Figure 9 reveals the performance changes for different shape parameter α. In respect of BR, the monotonic value of BR reduces. When α ≤ 0.2, there is only a slight change. In the case of BR and ASA, the curve trend is nearly similar and both decreasing as the amount of pixels increases, and the value of α increases as well. In order to make the number of super-pixels as consistent as possible and avoid significant reduction of the segmentation precision, we set 0.3 ≤ α ≤ 0.9. Also, the number of super pixels is controlled at 600–1500.
Figure 9. Different α segmentation performances, (a) represents the performance curve of different α values of boundary recall, (b) represents the performance curve of different α values of achievable merge accuracy. We set the function f ( x ) = x log ( x ) , γ = 0.3 .
Similarly, we studied the effect of regional compaction on the regional fusion in the range of 0.2–1.0. The results obtained are very small and the curve of BR and ASA almost overlaps. In addition, the influence of the number of combined regions, γ on the quality of segmentation, is also tested. Figure 10 shows the performance changes in the case of different parameters.
Figure 10. Different γ segmentation performances, (a) represents the performance curve of different γ values of boundary recall, (b) represents the performance of different γ values of achievable merge accuracy. We set the function f ( x ) = x log ( x ) , α = 0.3 .
In summary, we select the parameters in the iterative process of regional fusion: shape parameter is α, and number of combined regions ( γ ). We have the greatest impact on the combined results. Therefore, the interval for setting α is 0.3–0.9, and the interval for γ is 10–100. In this interval, the speed of the region merging process can be made more efficient and accurate.

4.3. Index

Semantic segmentation performance is based on previous work [43]. We used the standard intersection over union (IoU) metric, also known as the Jaccard Index [44], to evaluate our results. It is defined as the percentage of pixels in each category that is marked or classified as predicted pixels in the total pixel of the category.

4.4. Qualitative Analysis

According to our proposed method, Figure 11 shows the comparison between the proposed RMNN method and constrained convolutional neural networks (CCNN) with size as a constraint [35] on the VOC 2012 dataset.
Figure 11. The semantic segmentation obtained by combining region merging and CNN. (a) The original images. (b) Superpixel region merge results. (c) Constrained Convolutional Neural Networks (CCNN). (d) RMNN. (e) The ground truth. See also Table 1.
As shown in Figure 11, the weakly-supervised semantic segmentation maintains the basic overall contour of the target due to the excellent performance of the superpixel segmentation and region merging algorithm. At the same time, it is also reflected in the details of the target. The general image-level semantic segmentation can only guarantee the outline of the target but cannot identify some details of the target. However, our algorithm can improve the recognition of certain details in the target while maintaining the basic shape. In (c), (d), we can observe that the proposed algorithm is superior to the CCNN method, and our algorithm can achieve better accuracy on the contour of the target. Although our algorithm is slightly inferior in the second set of figures, the overall outline of the target is still identified. In summary, our approach is superior to some weakly-supervised semantic segmentation such as CCNN, especially in the ability to maintain the contour of the target. Also due to the nature of the regional merger, it is difficult to generalize the shape of some small objects. For example, the fifth image in Figure 11 does not identify the distant train, so there is still room for improvement in this respect. We have left this for future work.

◆ Instruction ◆
Retype the passage from the segmentation excerpt between "Figure 10. Different" and "efficient and accurate.", inclusive. The listing has no connection to the segmentation excerpt.

◆ Data extract ◆
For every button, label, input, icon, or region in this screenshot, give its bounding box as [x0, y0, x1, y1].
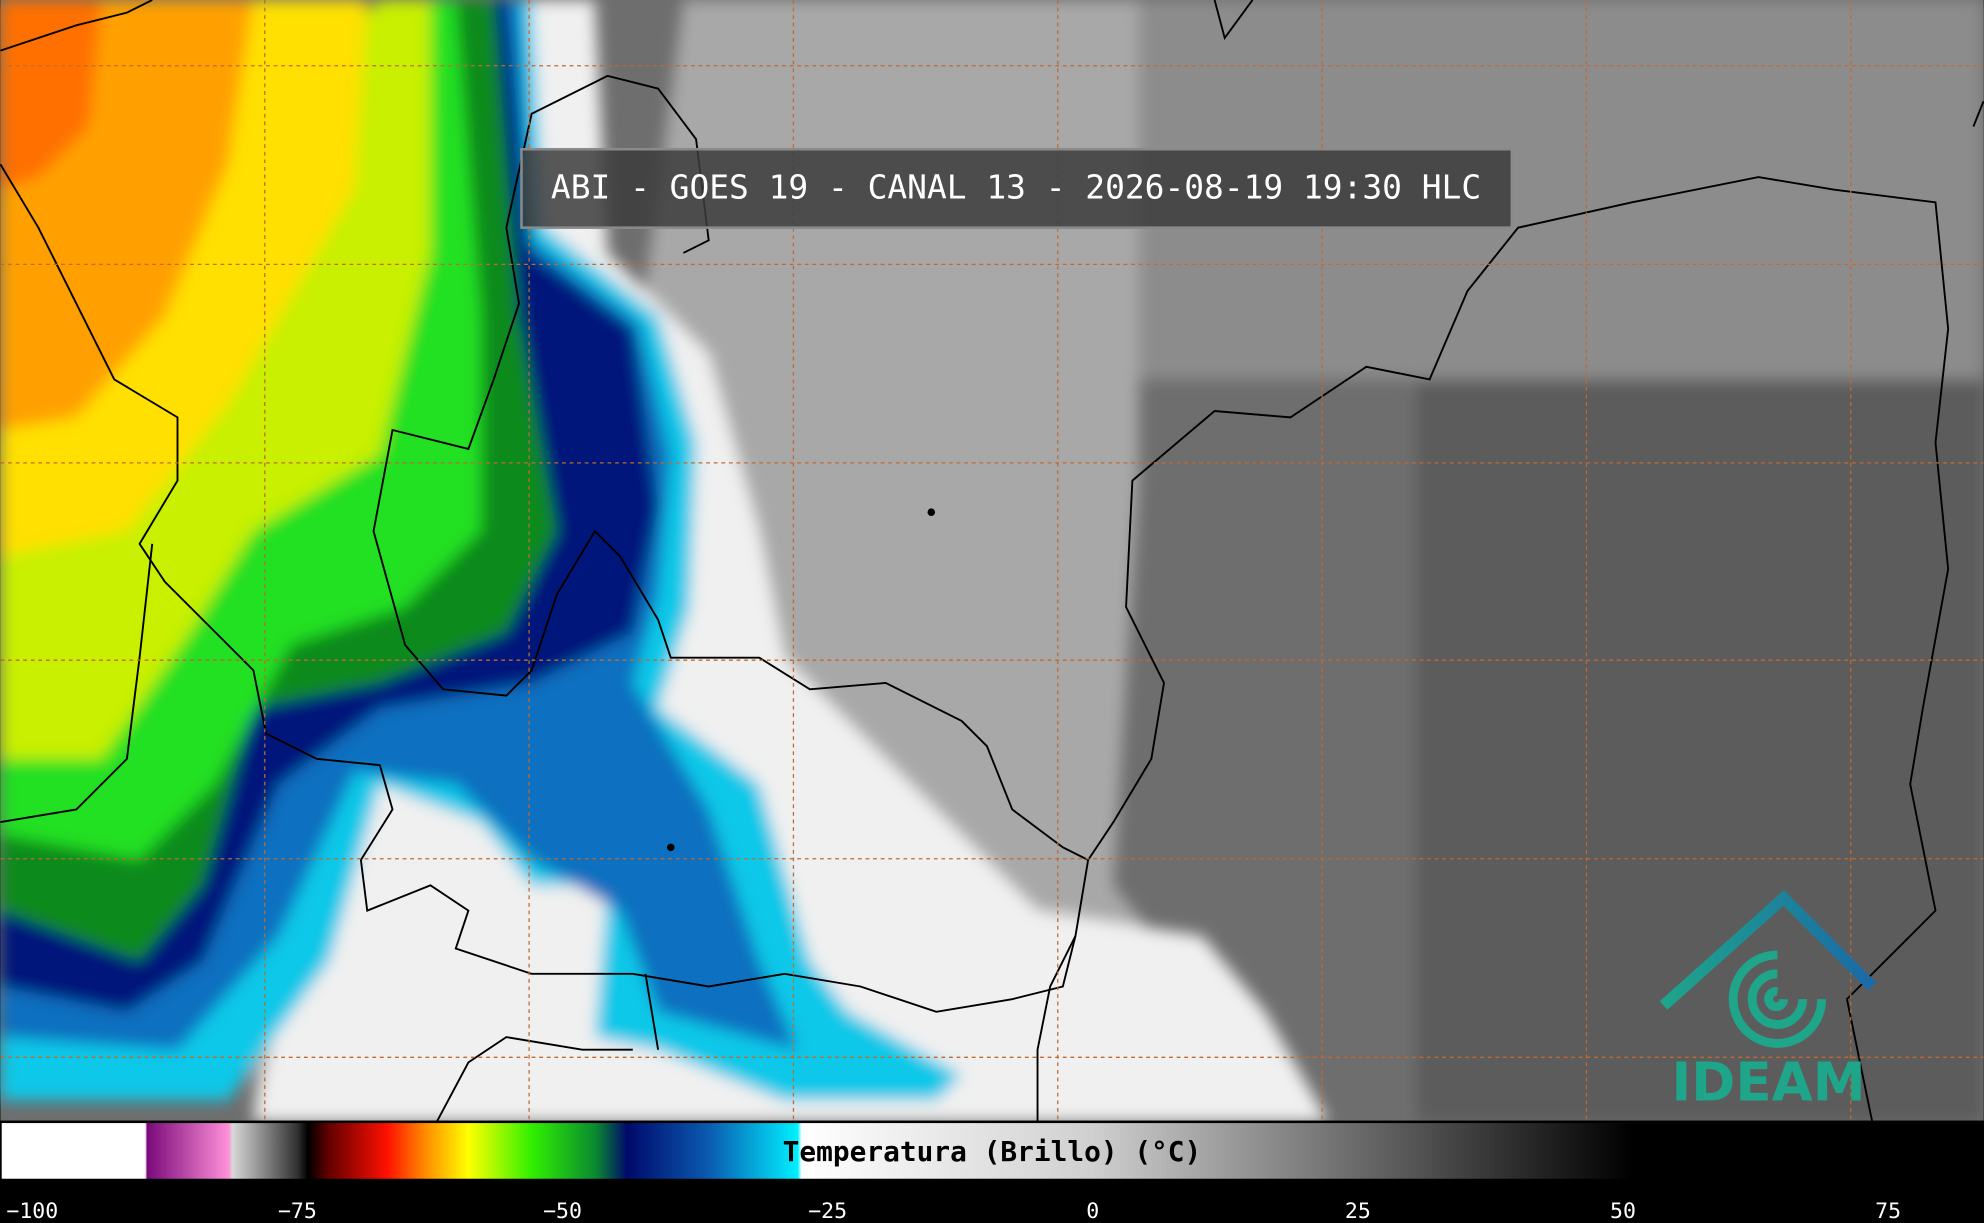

◆ Reply to the task ◆
Figure 10. Different γ segmentation performances, (a) represents the performance curve of different γ values of boundary recall, (b) represents the performance of different γ values of achievable merge accuracy. We set the function f ( x ) = x log ( x ) , α = 0.3 .
In summary, we select the parameters in the iterative process of regional fusion: shape parameter is α, and number of combined regions ( γ ). We have the greatest impact on the combined results. Therefore, the interval for setting α is 0.3–0.9, and the interval for γ is 10–100. In this interval, the speed of the region merging process can be made more efficient and accurate.